Collection entries:
________________________________________

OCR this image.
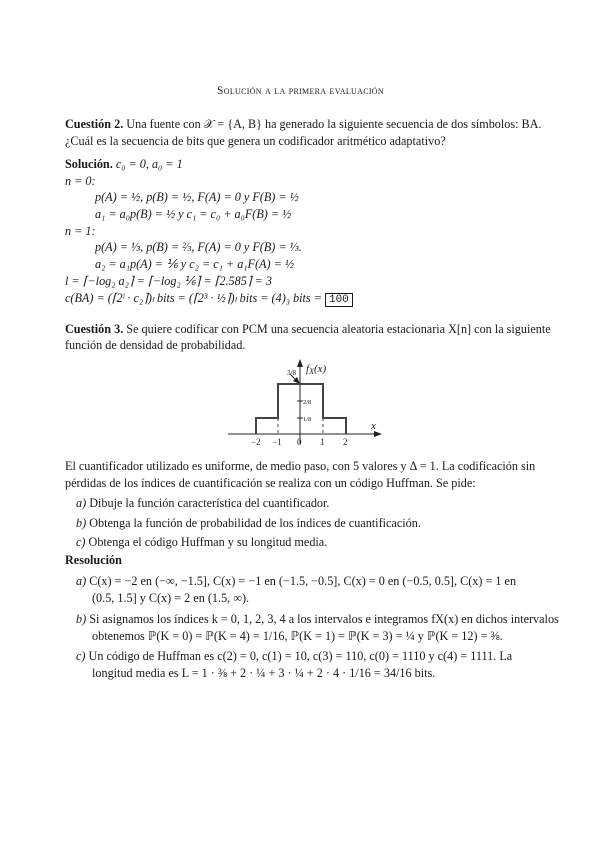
Solución a la primera evaluación
Cuestión 2. Una fuente con 𝒳 = {A, B} ha generado la siguiente secuencia de dos símbolos: BA.
¿Cuál es la secuencia de bits que genera un codificador aritmético adaptativo?
Solución. c₀ = 0, a₀ = 1
n = 0:
p(A) = ½, p(B) = ½, F(A) = 0 y F(B) = ½
a₁ = a₀p(B) = ½ y c₁ = c₀ + a₀F(B) = ½
n = 1:
p(A) = ⅓, p(B) = ⅔, F(A) = 0 y F(B) = ⅓.
a₂ = a₁p(A) = ⅙ y c₂ = c₁ + a₁F(A) = ½
l = ⌈−log₂ a₂⌉ = ⌈−log₂ ⅙⌉ = ⌈2.585⌉ = 3
c(BA) = (⌈2ˡ · c₂⌉)ₗ bits = (⌈2³ · ½⌉)ₗ bits = (4)₃ bits = 100
Cuestión 3. Se quiere codificar con PCM una secuencia aleatoria estacionaria X[n] con la siguiente
función de densidad de probabilidad.
3/8
2/8
1/8
fX(x)
x
−2 −1 0 1 2
El cuantificador utilizado es uniforme, de medio paso, con 5 valores y Δ = 1. La codificación sin
pérdidas de los índices de cuantificación se realiza con un código Huffman. Se pide:
a) Dibuje la función característica del cuantificador.
b) Obtenga la función de probabilidad de los índices de cuantificación.
c) Obtenga el código Huffman y su longitud media.
Resolución
a) C(x) = −2 en (−∞, −1.5], C(x) = −1 en (−1.5, −0.5], C(x) = 0 en (−0.5, 0.5], C(x) = 1 en
(0.5, 1.5] y C(x) = 2 en (1.5, ∞).
b) Si asignamos los índices k = 0, 1, 2, 3, 4 a los intervalos e integramos fX(x) en dichos intervalos
obtenemos ℙ(K = 0) = ℙ(K = 4) = 1/16, ℙ(K = 1) = ℙ(K = 3) = ¼ y ℙ(K = 12) = ⅜.
c) Un código de Huffman es c(2) = 0, c(1) = 10, c(3) = 110, c(0) = 1110 y c(4) = 1111. La
longitud media es L = 1 · ⅜ + 2 · ¼ + 3 · ¼ + 2 · 4 · 1/16 = 34/16 bits.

________________________________________

- **Given exercise**: Quote the entries in full. Any image among them is to be omitted from the copy.

- **Result for this exercise**:
OCR this image.
Solución a la primera evaluación
Cuestión 2. Una fuente con 𝒳 = {A, B} ha generado la siguiente secuencia de dos símbolos: BA.
¿Cuál es la secuencia de bits que genera un codificador aritmético adaptativo?
Solución. c₀ = 0, a₀ = 1
n = 0:
p(A) = ½, p(B) = ½, F(A) = 0 y F(B) = ½
a₁ = a₀p(B) = ½ y c₁ = c₀ + a₀F(B) = ½
n = 1:
p(A) = ⅓, p(B) = ⅔, F(A) = 0 y F(B) = ⅓.
a₂ = a₁p(A) = ⅙ y c₂ = c₁ + a₁F(A) = ½
l = ⌈−log₂ a₂⌉ = ⌈−log₂ ⅙⌉ = ⌈2.585⌉ = 3
c(BA) = (⌈2ˡ · c₂⌉)ₗ bits = (⌈2³ · ½⌉)ₗ bits = (4)₃ bits = 100
Cuestión 3. Se quiere codificar con PCM una secuencia aleatoria estacionaria X[n] con la siguiente
función de densidad de probabilidad.
3/8
2/8
1/8
fX(x)
x
−2 −1 0 1 2
El cuantificador utilizado es uniforme, de medio paso, con 5 valores y Δ = 1. La codificación sin
pérdidas de los índices de cuantificación se realiza con un código Huffman. Se pide:
a) Dibuje la función característica del cuantificador.
b) Obtenga la función de probabilidad de los índices de cuantificación.
c) Obtenga el código Huffman y su longitud media.
Resolución
a) C(x) = −2 en (−∞, −1.5], C(x) = −1 en (−1.5, −0.5], C(x) = 0 en (−0.5, 0.5], C(x) = 1 en
(0.5, 1.5] y C(x) = 2 en (1.5, ∞).
b) Si asignamos los índices k = 0, 1, 2, 3, 4 a los intervalos e integramos fX(x) en dichos intervalos
obtenemos ℙ(K = 0) = ℙ(K = 4) = 1/16, ℙ(K = 1) = ℙ(K = 3) = ¼ y ℙ(K = 12) = ⅜.
c) Un código de Huffman es c(2) = 0, c(1) = 10, c(3) = 110, c(0) = 1110 y c(4) = 1111. La
longitud media es L = 1 · ⅜ + 2 · ¼ + 3 · ¼ + 2 · 4 · 1/16 = 34/16 bits.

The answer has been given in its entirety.